EXERCISE:
How many of the lines contain the string "EPITA"? Give the number, with no other words.

[Collection entries]
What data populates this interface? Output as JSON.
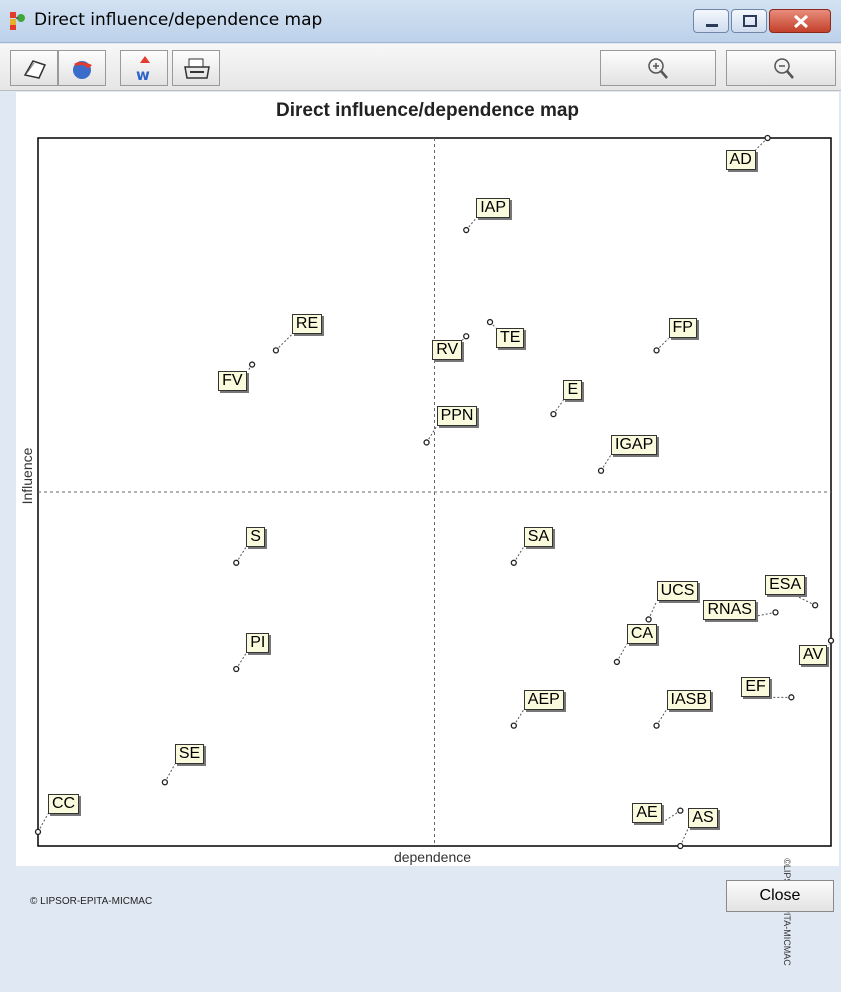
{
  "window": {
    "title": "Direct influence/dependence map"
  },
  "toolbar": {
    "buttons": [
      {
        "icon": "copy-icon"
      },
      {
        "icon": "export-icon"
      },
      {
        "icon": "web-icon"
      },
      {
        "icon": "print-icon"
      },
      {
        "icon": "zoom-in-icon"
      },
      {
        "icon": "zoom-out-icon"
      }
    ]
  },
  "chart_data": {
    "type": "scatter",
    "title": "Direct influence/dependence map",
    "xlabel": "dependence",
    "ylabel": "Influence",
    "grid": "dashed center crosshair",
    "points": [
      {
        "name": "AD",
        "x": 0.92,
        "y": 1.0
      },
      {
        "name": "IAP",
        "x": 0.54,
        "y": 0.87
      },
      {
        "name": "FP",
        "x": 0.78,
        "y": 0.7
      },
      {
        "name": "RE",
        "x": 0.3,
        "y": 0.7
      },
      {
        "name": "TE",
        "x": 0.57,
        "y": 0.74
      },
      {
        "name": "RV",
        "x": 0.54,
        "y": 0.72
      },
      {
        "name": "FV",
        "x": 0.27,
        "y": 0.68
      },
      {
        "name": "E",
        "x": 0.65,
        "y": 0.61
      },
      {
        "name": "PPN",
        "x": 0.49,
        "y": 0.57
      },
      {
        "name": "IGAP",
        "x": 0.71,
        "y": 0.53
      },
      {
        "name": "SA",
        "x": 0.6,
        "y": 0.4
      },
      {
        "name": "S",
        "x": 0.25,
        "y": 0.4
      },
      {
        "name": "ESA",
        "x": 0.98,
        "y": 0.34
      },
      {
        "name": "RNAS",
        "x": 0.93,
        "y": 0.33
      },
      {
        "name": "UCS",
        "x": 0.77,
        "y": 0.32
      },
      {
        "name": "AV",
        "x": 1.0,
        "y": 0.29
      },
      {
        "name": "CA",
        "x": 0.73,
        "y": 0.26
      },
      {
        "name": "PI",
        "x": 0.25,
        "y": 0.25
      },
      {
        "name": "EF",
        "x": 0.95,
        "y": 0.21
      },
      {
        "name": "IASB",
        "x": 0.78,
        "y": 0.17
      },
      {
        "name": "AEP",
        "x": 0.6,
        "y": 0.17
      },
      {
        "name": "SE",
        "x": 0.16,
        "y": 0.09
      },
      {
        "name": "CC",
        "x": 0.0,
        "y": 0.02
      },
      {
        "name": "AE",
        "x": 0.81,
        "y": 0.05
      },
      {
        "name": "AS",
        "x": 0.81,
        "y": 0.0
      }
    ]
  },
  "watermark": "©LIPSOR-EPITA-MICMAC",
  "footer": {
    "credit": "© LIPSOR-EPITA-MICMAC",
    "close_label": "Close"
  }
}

ANSWER TO THE EXERCISE:
2